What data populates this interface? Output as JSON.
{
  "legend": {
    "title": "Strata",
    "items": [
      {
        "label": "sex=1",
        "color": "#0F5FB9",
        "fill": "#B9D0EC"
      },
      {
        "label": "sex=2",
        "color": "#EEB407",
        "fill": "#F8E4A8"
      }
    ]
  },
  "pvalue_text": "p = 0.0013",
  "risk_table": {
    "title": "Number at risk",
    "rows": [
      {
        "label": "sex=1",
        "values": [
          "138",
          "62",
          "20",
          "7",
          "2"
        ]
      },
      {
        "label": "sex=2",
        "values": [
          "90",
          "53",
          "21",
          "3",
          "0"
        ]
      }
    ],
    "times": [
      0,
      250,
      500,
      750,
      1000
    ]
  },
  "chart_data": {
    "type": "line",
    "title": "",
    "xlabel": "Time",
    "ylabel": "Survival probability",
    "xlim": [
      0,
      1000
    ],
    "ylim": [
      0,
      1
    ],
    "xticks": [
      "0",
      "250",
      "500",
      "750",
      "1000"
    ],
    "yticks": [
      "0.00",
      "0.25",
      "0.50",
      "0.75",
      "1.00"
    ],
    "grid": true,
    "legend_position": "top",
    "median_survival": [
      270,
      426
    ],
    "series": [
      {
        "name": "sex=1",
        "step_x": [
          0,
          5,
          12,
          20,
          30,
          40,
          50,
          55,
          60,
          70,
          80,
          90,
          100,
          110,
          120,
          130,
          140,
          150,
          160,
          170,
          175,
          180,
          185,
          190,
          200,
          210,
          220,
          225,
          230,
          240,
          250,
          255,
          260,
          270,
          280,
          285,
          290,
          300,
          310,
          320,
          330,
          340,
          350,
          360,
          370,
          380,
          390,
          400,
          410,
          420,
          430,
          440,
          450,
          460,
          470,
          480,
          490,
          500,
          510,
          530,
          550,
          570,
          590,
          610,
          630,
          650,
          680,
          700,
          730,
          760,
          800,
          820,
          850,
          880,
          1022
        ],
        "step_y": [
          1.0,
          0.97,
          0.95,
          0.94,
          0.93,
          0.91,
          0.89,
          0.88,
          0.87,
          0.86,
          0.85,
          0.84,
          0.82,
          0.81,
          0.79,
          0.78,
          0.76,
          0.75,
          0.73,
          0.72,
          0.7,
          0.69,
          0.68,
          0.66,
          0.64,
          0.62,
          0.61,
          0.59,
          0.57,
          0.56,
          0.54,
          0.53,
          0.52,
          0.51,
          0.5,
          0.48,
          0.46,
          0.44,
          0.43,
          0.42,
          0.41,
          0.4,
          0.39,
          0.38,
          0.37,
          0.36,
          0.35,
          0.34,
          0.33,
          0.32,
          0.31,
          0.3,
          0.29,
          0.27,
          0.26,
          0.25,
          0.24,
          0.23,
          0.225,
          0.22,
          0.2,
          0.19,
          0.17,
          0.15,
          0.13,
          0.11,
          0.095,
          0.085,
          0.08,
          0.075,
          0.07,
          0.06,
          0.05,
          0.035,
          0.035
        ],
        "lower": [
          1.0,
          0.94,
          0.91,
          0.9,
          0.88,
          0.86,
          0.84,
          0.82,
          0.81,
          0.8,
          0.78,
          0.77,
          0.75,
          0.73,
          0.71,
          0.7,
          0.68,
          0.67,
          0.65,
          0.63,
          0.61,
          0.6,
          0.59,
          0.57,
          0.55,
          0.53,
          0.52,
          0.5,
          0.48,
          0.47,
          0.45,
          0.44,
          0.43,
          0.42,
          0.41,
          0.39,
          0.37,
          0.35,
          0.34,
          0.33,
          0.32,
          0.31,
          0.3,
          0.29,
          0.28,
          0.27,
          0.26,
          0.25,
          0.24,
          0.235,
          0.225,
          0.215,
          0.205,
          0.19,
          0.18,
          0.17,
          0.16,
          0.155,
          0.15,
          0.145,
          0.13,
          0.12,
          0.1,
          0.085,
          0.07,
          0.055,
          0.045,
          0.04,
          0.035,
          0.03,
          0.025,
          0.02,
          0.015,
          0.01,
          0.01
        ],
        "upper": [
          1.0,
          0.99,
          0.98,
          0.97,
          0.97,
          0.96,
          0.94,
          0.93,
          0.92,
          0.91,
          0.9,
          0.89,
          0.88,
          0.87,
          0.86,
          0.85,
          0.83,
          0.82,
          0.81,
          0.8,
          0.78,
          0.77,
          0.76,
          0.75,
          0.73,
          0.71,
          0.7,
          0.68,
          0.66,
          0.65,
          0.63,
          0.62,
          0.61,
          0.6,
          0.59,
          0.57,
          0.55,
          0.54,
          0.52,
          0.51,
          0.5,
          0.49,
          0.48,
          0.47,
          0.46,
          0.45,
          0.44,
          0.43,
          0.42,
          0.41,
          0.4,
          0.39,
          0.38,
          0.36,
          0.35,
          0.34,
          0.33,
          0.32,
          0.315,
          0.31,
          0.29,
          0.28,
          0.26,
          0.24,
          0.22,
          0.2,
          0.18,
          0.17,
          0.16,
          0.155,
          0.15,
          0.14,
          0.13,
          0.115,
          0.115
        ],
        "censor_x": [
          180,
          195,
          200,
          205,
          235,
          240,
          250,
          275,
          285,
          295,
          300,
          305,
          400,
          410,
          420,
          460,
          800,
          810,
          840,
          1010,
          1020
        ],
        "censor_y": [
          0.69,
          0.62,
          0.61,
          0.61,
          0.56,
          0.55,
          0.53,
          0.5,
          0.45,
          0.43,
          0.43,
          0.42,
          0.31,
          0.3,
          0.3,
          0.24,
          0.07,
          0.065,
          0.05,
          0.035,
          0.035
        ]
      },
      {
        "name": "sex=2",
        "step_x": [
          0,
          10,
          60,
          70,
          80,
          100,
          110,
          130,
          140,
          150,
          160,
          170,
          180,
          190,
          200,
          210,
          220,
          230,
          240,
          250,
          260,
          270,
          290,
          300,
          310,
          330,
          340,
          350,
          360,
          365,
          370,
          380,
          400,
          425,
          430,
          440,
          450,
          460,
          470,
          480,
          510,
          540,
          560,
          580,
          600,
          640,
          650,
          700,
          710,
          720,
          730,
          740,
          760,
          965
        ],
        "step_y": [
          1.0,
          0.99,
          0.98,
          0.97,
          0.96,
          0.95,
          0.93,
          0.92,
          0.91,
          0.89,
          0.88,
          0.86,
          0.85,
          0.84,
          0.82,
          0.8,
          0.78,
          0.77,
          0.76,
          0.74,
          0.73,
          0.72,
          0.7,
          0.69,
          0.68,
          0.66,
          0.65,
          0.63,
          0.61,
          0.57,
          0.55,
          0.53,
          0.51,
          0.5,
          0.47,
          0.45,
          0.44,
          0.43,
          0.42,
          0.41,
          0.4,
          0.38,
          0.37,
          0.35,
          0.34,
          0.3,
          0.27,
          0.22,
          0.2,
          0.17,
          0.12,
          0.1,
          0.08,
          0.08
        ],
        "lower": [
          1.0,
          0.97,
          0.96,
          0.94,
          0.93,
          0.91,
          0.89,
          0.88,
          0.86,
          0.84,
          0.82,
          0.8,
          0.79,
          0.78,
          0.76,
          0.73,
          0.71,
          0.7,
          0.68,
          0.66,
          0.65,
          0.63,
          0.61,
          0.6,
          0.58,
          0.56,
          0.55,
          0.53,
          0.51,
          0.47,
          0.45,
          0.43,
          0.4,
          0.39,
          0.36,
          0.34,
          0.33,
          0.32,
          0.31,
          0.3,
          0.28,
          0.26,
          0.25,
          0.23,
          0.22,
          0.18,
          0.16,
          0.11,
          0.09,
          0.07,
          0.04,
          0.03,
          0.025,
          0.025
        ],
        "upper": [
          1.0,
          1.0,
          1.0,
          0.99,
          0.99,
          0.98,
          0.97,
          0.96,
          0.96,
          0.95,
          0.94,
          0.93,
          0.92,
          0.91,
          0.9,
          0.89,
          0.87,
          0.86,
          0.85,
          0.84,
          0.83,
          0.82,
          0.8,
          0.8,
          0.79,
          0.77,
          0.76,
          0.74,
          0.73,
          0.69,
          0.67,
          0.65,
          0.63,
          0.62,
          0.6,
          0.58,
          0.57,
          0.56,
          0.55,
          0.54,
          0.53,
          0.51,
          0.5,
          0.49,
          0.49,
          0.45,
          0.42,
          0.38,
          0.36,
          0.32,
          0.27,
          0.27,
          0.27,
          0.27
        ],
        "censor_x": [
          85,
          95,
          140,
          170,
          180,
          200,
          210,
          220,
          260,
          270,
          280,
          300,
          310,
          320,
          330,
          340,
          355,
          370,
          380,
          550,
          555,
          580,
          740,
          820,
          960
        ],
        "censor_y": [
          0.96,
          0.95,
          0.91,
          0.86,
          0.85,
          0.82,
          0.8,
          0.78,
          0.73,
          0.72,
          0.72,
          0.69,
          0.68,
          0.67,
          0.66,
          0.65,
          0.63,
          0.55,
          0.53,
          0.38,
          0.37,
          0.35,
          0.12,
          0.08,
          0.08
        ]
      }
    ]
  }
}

────────────────

### PROMPT:
Above are some records. Report the number of their lines that include "title", and add nothing else.

### FINISHED EXERCISE:
3